• **Text to read**:

## Introduction
I was interested in seeing how separable some of these sentence-level representations are in our data set.  
In this notebook, we'll go through a brief EDA and and into some unsupervised learning.  
**Sentence transformers** are used to obtain the sentence embeddings and **textstat** is used for feature engineering

In [None]:
!pip install sentence_transformers
!pip install textstat

In [None]:
from sentence_transformers import SentenceTransformer
import numpy as np
import pandas as pd
import seaborn as sns
import plotly.express as px
import matplotlib.pyplot as plt
from sklearn.preprocessing import StandardScaler, MinMaxScaler
from sklearn.manifold import TSNE
from sklearn.mixture import GaussianMixture
import umap
import textstat
plt.style.use('fivethirtyeight')

In [None]:
train_df = pd.read_csv('../input/commonlitreadabilityprize/train.csv')
test_df = pd.read_csv('../input/commonlitreadabilityprize/test.csv')

In [None]:
train_df.head()

## EDA and Data Preparation

In [None]:
plt.figure(figsize = (8,5))
sns.histplot(train_df.target)

In [None]:
plt.figure(figsize = (8,5))
sns.histplot(train_df.standard_error)

Readability target appears to be relativel normally distributed.    
The standard error is right-skewed... and seems to have some outlier values on the left

In [None]:
ind = np.where(train_df.standard_error == train_df.standard_error.min())[0]
train_df.loc[ind]

This row has a target which looks like an integer, and a 0 standard error.  
We'll remove it for now, as the standard error is largely out of distribution, which could affect dimensionality reduction

In [None]:
train_df.drop(ind, inplace = True)
train_df.reset_index(inplace = True,drop = True)

## Obtaining Sentence Representations
Here we'll use a Roberta base model to encode our sequences.  

In [None]:
# bert = SentenceTransformer('bert-base-uncased')
roberta = SentenceTransformer('roberta-base')
vects = roberta.encode(train_df.excerpt)

In [None]:
# Probably isn't neccesary to scale these vectors
scaler = StandardScaler()
scaled = scaler.fit_transform(vects)

## TSNE Dimensionality Reduction

In [None]:
tsne_embedding = TSNE(2).fit_transform(scaled)

In [None]:
px.scatter(train_df, x = tsne_embedding[:, 0], y = tsne_embedding[:, 1], color = 'target',
                 labels = {'x' : 'Dimension 1', 'y' : 'Dimension 2'},
                 title = 'TSNE Projection of Roberta Sentence Representations')

### UMAP Dimensionality Reduction

In [None]:
reducer = umap.UMAP(random_state = 123)
umap_embedding = reducer.fit_transform(scaled)

In [None]:
px.scatter(train_df, x = umap_embedding[:, 0], y = umap_embedding[:, 1], color = 'target',
                 labels = {'x' : 'Dimension 1', 'y' : 'Dimension 2'},
                 title = 'UMAP Projection of Roberta Sentence Representations')

Looking at the latent representations, we see some interesting findings:
* We can see some separation across scores - the finely grouped 'cluster' of good observations in the bottom left is noticeable 
* This plot looks like some kind of flipped Australia as well (to me at least)

• **Supplied data**:
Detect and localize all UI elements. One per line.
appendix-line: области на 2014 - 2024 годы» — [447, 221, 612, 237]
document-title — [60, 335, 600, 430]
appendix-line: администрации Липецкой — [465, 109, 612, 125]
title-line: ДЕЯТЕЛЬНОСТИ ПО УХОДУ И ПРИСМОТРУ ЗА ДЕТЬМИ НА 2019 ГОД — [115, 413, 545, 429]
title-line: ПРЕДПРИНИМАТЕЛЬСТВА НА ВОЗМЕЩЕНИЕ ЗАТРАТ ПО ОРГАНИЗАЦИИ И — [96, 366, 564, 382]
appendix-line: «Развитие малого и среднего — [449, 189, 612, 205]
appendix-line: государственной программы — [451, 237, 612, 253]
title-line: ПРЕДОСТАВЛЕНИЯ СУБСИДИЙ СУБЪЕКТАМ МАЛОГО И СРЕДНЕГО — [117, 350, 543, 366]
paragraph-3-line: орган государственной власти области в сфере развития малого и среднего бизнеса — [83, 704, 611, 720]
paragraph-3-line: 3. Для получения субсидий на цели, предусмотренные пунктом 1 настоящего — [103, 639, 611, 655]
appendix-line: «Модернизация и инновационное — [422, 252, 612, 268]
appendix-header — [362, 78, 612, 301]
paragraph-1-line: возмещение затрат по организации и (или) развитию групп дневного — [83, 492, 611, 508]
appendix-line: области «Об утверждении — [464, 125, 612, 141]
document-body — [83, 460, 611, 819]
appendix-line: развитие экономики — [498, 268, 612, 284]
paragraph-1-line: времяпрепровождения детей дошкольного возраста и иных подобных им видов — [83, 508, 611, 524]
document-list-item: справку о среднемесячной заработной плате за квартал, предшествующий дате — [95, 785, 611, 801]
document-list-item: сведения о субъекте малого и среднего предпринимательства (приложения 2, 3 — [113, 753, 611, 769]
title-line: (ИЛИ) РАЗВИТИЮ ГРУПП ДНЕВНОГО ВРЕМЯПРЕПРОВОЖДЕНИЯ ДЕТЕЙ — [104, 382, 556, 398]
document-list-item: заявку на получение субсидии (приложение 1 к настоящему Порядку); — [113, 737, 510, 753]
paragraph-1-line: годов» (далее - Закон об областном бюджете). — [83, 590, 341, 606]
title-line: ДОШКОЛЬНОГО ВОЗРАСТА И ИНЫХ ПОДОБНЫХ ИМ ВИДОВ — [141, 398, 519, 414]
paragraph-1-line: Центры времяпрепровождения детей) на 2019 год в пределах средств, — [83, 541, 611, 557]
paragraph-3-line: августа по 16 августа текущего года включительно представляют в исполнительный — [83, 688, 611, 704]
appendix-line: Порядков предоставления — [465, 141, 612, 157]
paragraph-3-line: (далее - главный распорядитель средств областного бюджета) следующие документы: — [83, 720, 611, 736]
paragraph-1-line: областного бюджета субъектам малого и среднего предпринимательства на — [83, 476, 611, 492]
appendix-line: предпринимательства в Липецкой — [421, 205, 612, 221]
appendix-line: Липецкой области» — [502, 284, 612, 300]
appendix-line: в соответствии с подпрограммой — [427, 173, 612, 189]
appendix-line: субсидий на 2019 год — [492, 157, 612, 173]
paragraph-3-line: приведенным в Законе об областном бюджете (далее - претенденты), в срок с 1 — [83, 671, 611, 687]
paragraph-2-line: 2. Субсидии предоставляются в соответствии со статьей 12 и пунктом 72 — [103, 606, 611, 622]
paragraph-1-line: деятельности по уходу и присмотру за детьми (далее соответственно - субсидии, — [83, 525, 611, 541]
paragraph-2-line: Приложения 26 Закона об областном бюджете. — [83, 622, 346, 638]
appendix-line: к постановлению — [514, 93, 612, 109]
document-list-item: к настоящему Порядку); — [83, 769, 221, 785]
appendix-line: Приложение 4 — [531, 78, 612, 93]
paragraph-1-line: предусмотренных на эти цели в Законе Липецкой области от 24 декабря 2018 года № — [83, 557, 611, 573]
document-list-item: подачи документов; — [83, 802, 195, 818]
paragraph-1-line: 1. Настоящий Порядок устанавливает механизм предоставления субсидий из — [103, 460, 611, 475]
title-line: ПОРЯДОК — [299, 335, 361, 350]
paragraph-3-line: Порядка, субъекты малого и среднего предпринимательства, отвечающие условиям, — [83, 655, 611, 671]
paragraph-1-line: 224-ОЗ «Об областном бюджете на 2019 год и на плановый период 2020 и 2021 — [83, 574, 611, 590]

• **Stated task**:
List every section heading in the sentence-embedding notebook, in the order they appear. Rely only on the notebook text for this.

• **Written solution**:
- Introduction
- EDA and Data Preparation
- Obtaining Sentence Representations
- TSNE Dimensionality Reduction
- UMAP Dimensionality Reduction